Collected data entries
........

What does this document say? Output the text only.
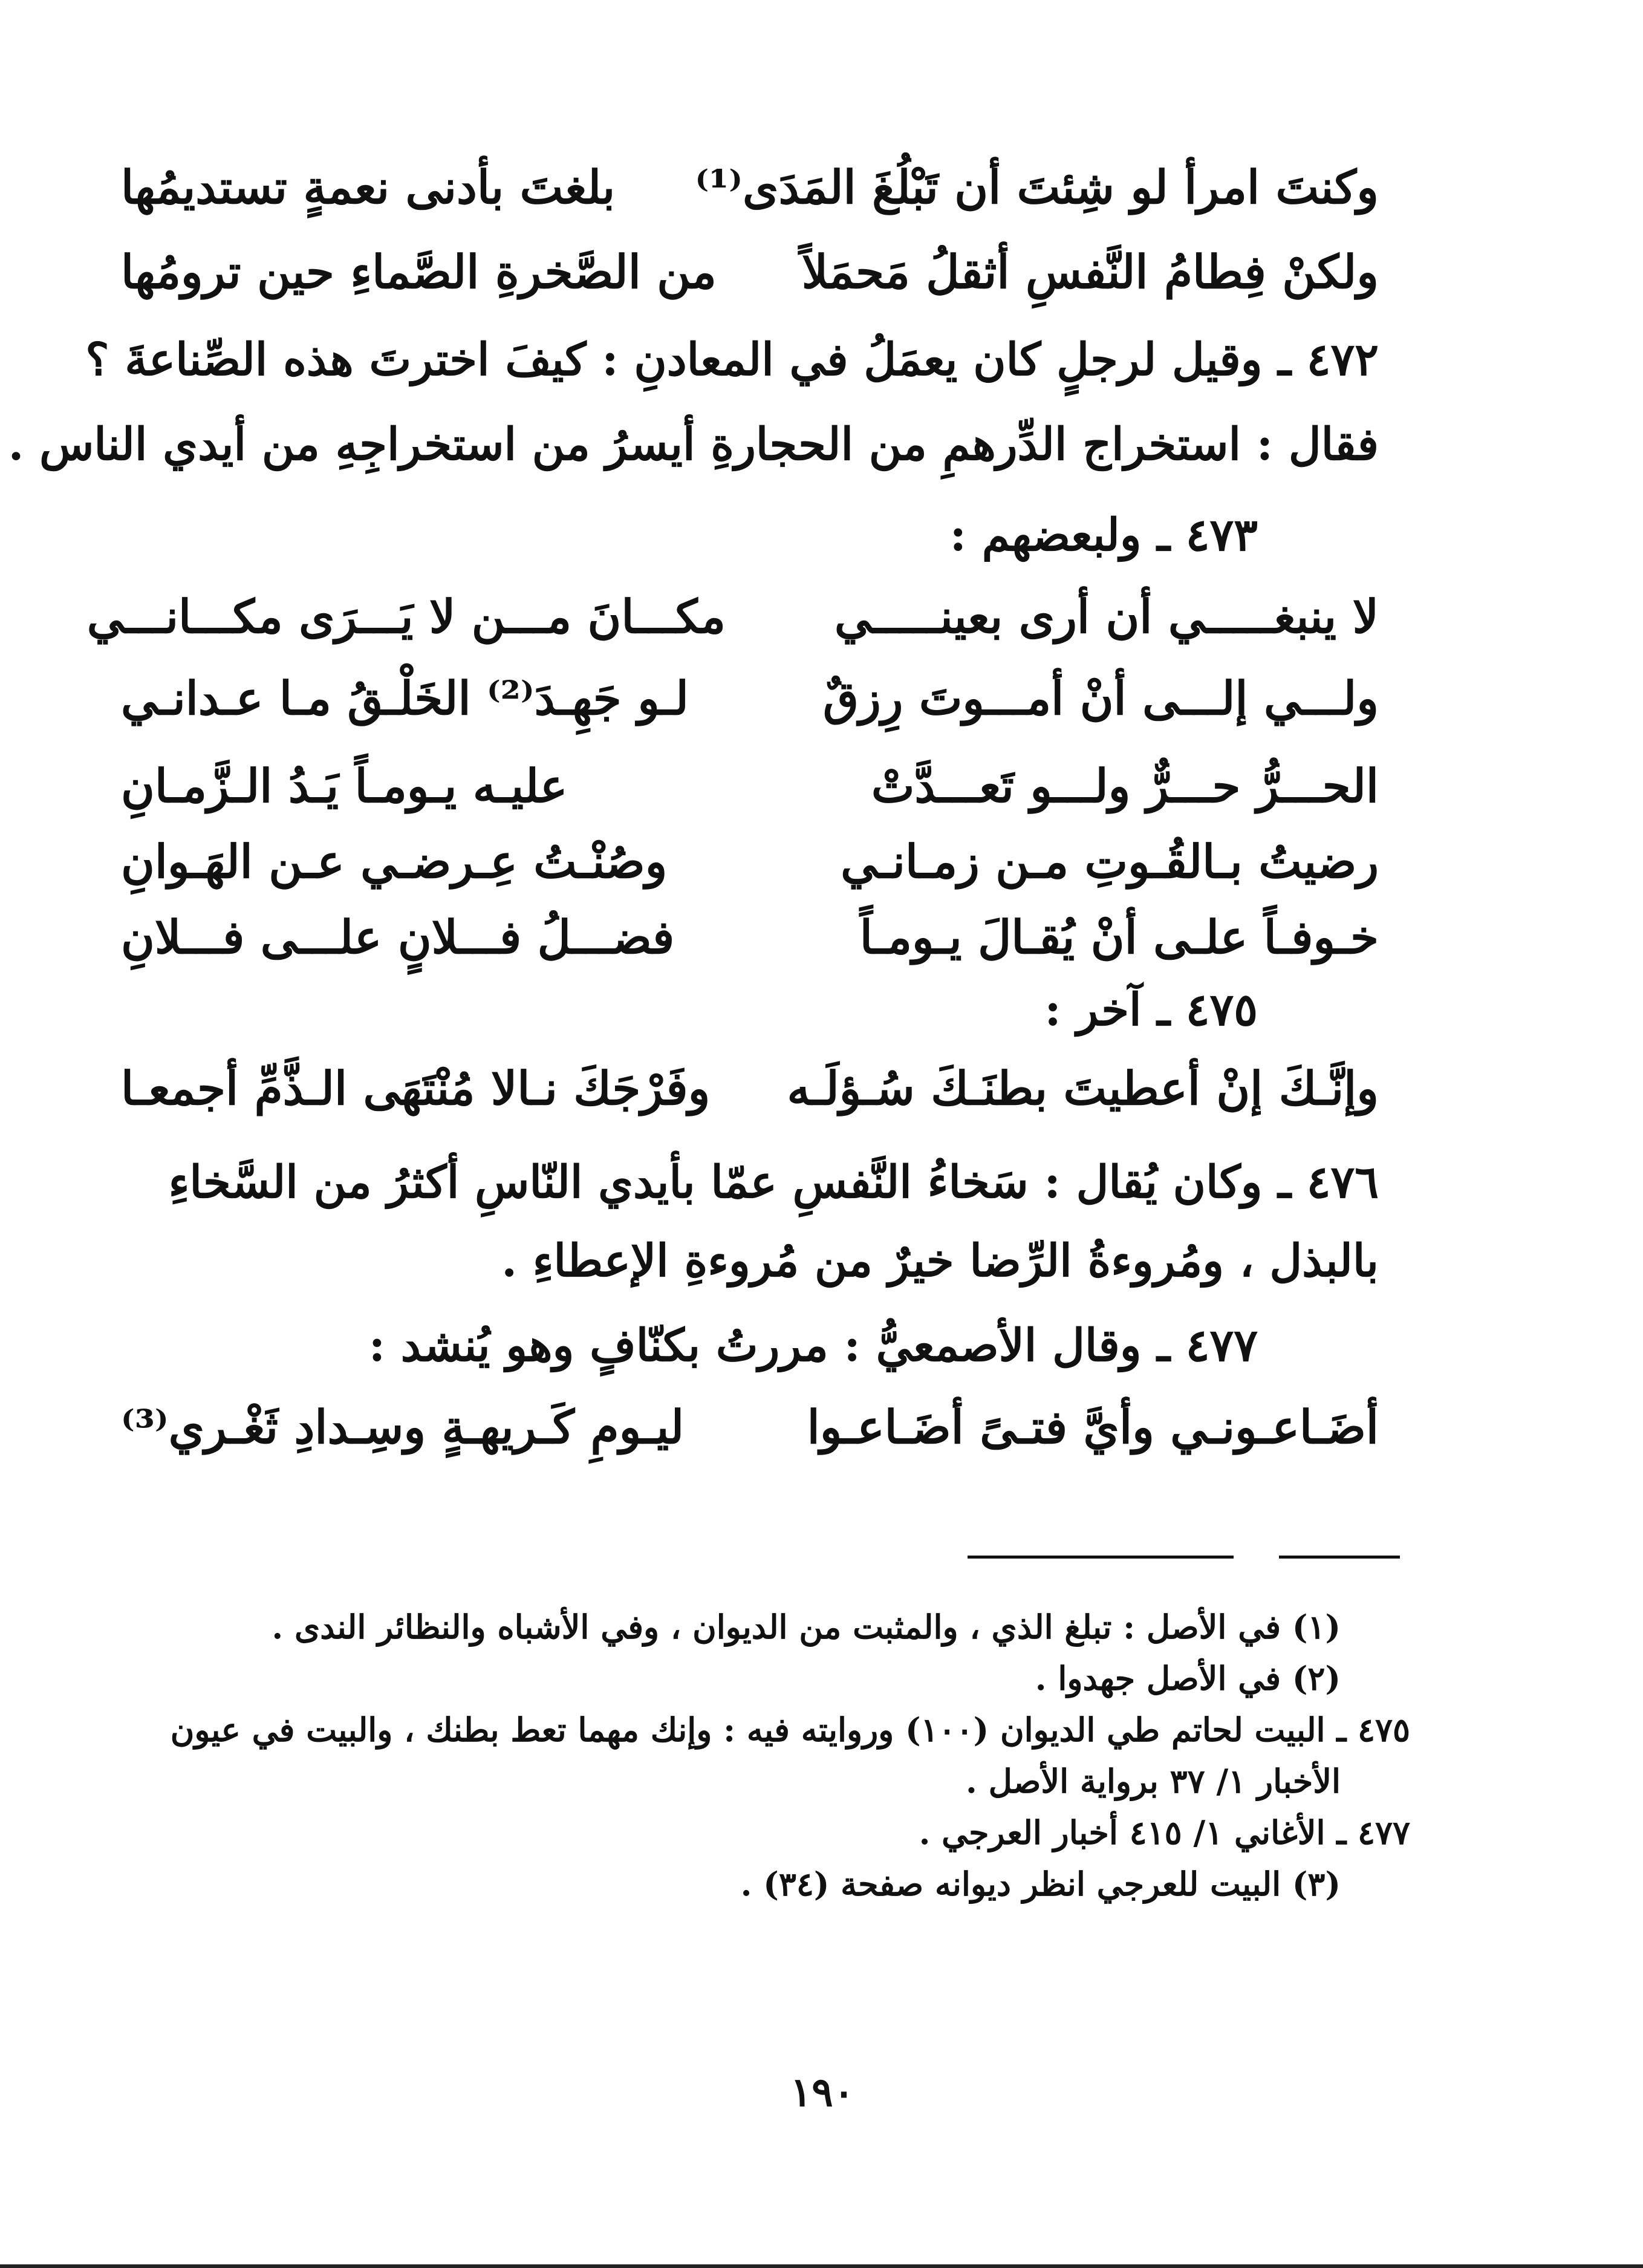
وكنتَ امرأ لو شِئتَ أن تَبْلُغَ المَدَى⁽¹⁾
بلغتَ بأدنى نعمةٍ تستديمُها
ولكنْ فِطامُ النَّفسِ أثقلُ مَحمَلاً
من الصَّخرةِ الصَّماءِ حين ترومُها
٤٧٢ ـ وقيل لرجلٍ كان يعمَلُ في المعادنِ : كيفَ اخترتَ هذه الصِّناعةَ ؟
فقال : استخراج الدِّرهمِ من الحجارةِ أيسرُ من استخراجِهِ من أيدي الناس .
٤٧٣ ـ ولبعضهم :
لا ينبغـــــي أن أرى بعينـــــي
مكـــانَ مـــن لا يَـــرَى مكـــانـــي
ولـــي إلـــى أنْ أمـــوتَ رِزقٌ
لـو جَهِـدَ⁽²⁾ الخَلْـقُ مـا عـدانـي
الحـــرُّ حـــرٌّ ولـــو تَعـــدَّتْ
عليـه يـومـاً يَـدُ الـزَّمـانِ
رضيتُ بـالقُـوتِ مـن زمـانـي
وصُنْـتُ عِـرضـي عـن الهَـوانِ
خـوفـاً علـى أنْ يُقـالَ يـومـاً
فضـــلُ فـــلانٍ علـــى فـــلانِ
٤٧٥ ـ آخر :
وإنَّـكَ إنْ أعطيتَ بطنَـكَ سُـؤلَـه
وفَرْجَكَ نـالا مُنْتَهَى الـذَّمِّ أجمعـا
٤٧٦ ـ وكان يُقال : سَخاءُ النَّفسِ عمّا بأيدي النّاسِ أكثرُ من السَّخاءِ
بالبذل ، ومُروءةُ الرِّضا خيرٌ من مُروءةِ الإعطاءِ .
٤٧٧ ـ وقال الأصمعيُّ : مررتُ بكنّافٍ وهو يُنشد :
أضَـاعـونـي وأيَّ فتـىً أضَـاعـوا
ليـومِ كَـريهـةٍ وسِـدادِ ثَغْـري⁽³⁾
(١) في الأصل : تبلغ الذي ، والمثبت من الديوان ، وفي الأشباه والنظائر الندى .
(٢) في الأصل جهدوا .
٤٧٥ ـ البيت لحاتم طي الديوان (١٠٠) وروايته فيه : وإنك مهما تعط بطنك ، والبيت في عيون
الأخبار ١/ ٣٧ برواية الأصل .
٤٧٧ ـ الأغاني ١/ ٤١٥ أخبار العرجي .
(٣) البيت للعرجي انظر ديوانه صفحة (٣٤) .
١٩٠
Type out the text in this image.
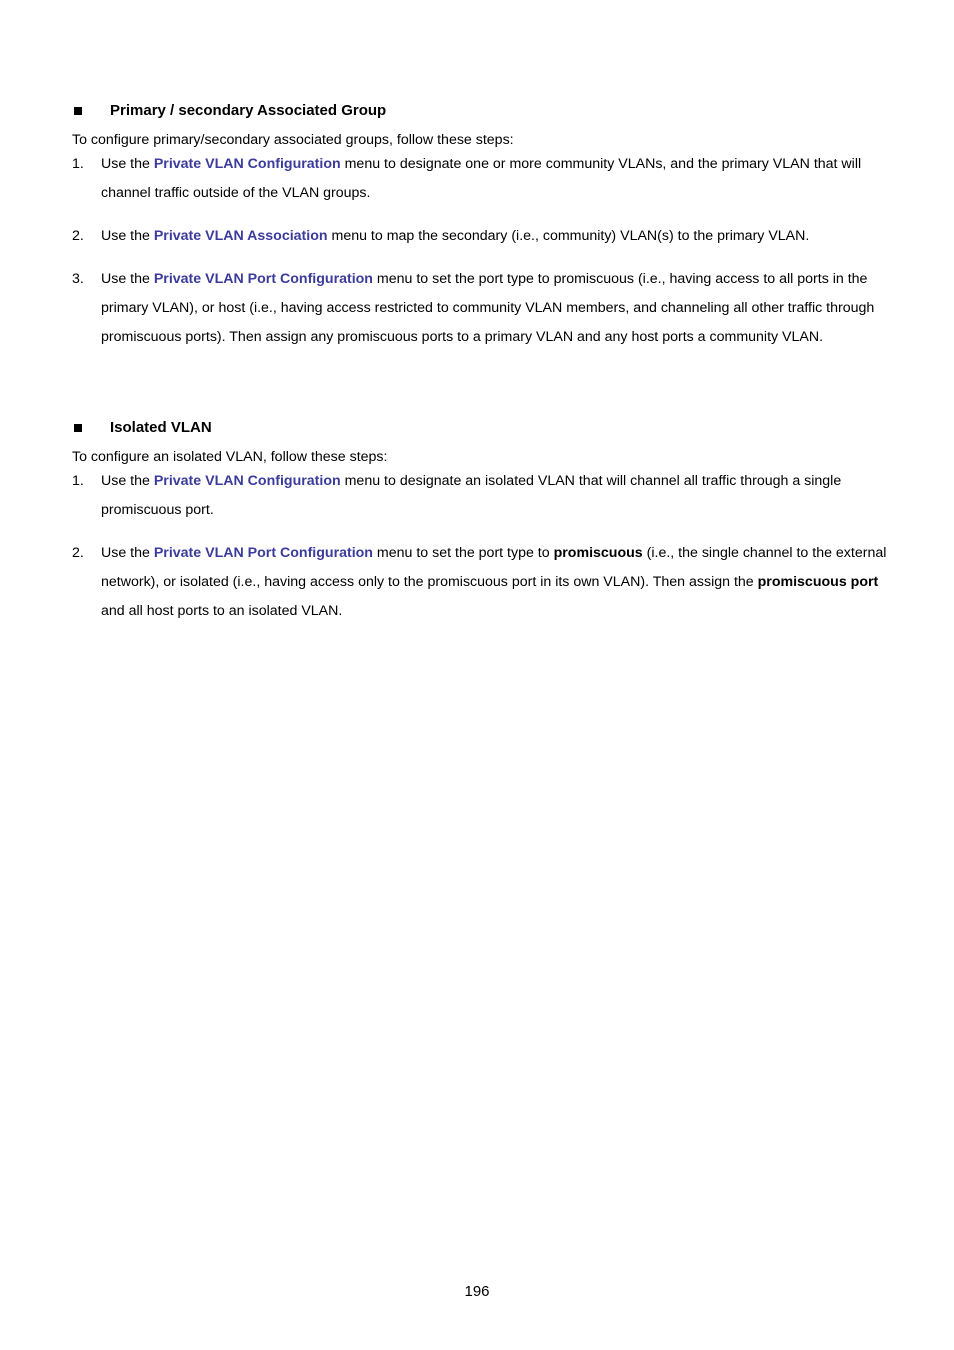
Primary / secondary Associated Group
To configure primary/secondary associated groups, follow these steps:
1. Use the Private VLAN Configuration menu to designate one or more community VLANs, and the primary VLAN that will channel traffic outside of the VLAN groups.
2. Use the Private VLAN Association menu to map the secondary (i.e., community) VLAN(s) to the primary VLAN.
3. Use the Private VLAN Port Configuration menu to set the port type to promiscuous (i.e., having access to all ports in the primary VLAN), or host (i.e., having access restricted to community VLAN members, and channeling all other traffic through promiscuous ports). Then assign any promiscuous ports to a primary VLAN and any host ports a community VLAN.
Isolated VLAN
To configure an isolated VLAN, follow these steps:
1. Use the Private VLAN Configuration menu to designate an isolated VLAN that will channel all traffic through a single promiscuous port.
2. Use the Private VLAN Port Configuration menu to set the port type to promiscuous (i.e., the single channel to the external network), or isolated (i.e., having access only to the promiscuous port in its own VLAN). Then assign the promiscuous port and all host ports to an isolated VLAN.
196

........

### TASK TO COMPLETE
Reproduce the records, all of them, word for word; omit the pictures.

### THE SOLUTION
What does this document say? Output the text only.
وكنتَ امرأ لو شِئتَ أن تَبْلُغَ المَدَى⁽¹⁾
بلغتَ بأدنى نعمةٍ تستديمُها
ولكنْ فِطامُ النَّفسِ أثقلُ مَحمَلاً
من الصَّخرةِ الصَّماءِ حين ترومُها
٤٧٢ ـ وقيل لرجلٍ كان يعمَلُ في المعادنِ : كيفَ اخترتَ هذه الصِّناعةَ ؟
فقال : استخراج الدِّرهمِ من الحجارةِ أيسرُ من استخراجِهِ من أيدي الناس .
٤٧٣ ـ ولبعضهم :
لا ينبغـــــي أن أرى بعينـــــي
مكـــانَ مـــن لا يَـــرَى مكـــانـــي
ولـــي إلـــى أنْ أمـــوتَ رِزقٌ
لـو جَهِـدَ⁽²⁾ الخَلْـقُ مـا عـدانـي
الحـــرُّ حـــرٌّ ولـــو تَعـــدَّتْ
عليـه يـومـاً يَـدُ الـزَّمـانِ
رضيتُ بـالقُـوتِ مـن زمـانـي
وصُنْـتُ عِـرضـي عـن الهَـوانِ
خـوفـاً علـى أنْ يُقـالَ يـومـاً
فضـــلُ فـــلانٍ علـــى فـــلانِ
٤٧٥ ـ آخر :
وإنَّـكَ إنْ أعطيتَ بطنَـكَ سُـؤلَـه
وفَرْجَكَ نـالا مُنْتَهَى الـذَّمِّ أجمعـا
٤٧٦ ـ وكان يُقال : سَخاءُ النَّفسِ عمّا بأيدي النّاسِ أكثرُ من السَّخاءِ
بالبذل ، ومُروءةُ الرِّضا خيرٌ من مُروءةِ الإعطاءِ .
٤٧٧ ـ وقال الأصمعيُّ : مررتُ بكنّافٍ وهو يُنشد :
أضَـاعـونـي وأيَّ فتـىً أضَـاعـوا
ليـومِ كَـريهـةٍ وسِـدادِ ثَغْـري⁽³⁾
(١) في الأصل : تبلغ الذي ، والمثبت من الديوان ، وفي الأشباه والنظائر الندى .
(٢) في الأصل جهدوا .
٤٧٥ ـ البيت لحاتم طي الديوان (١٠٠) وروايته فيه : وإنك مهما تعط بطنك ، والبيت في عيون
الأخبار ١/ ٣٧ برواية الأصل .
٤٧٧ ـ الأغاني ١/ ٤١٥ أخبار العرجي .
(٣) البيت للعرجي انظر ديوانه صفحة (٣٤) .
١٩٠
Type out the text in this image.
Primary / secondary Associated Group
To configure primary/secondary associated groups, follow these steps:
1. Use the Private VLAN Configuration menu to designate one or more community VLANs, and the primary VLAN that will channel traffic outside of the VLAN groups.
2. Use the Private VLAN Association menu to map the secondary (i.e., community) VLAN(s) to the primary VLAN.
3. Use the Private VLAN Port Configuration menu to set the port type to promiscuous (i.e., having access to all ports in the primary VLAN), or host (i.e., having access restricted to community VLAN members, and channeling all other traffic through promiscuous ports). Then assign any promiscuous ports to a primary VLAN and any host ports a community VLAN.
Isolated VLAN
To configure an isolated VLAN, follow these steps:
1. Use the Private VLAN Configuration menu to designate an isolated VLAN that will channel all traffic through a single promiscuous port.
2. Use the Private VLAN Port Configuration menu to set the port type to promiscuous (i.e., the single channel to the external network), or isolated (i.e., having access only to the promiscuous port in its own VLAN). Then assign the promiscuous port and all host ports to an isolated VLAN.
196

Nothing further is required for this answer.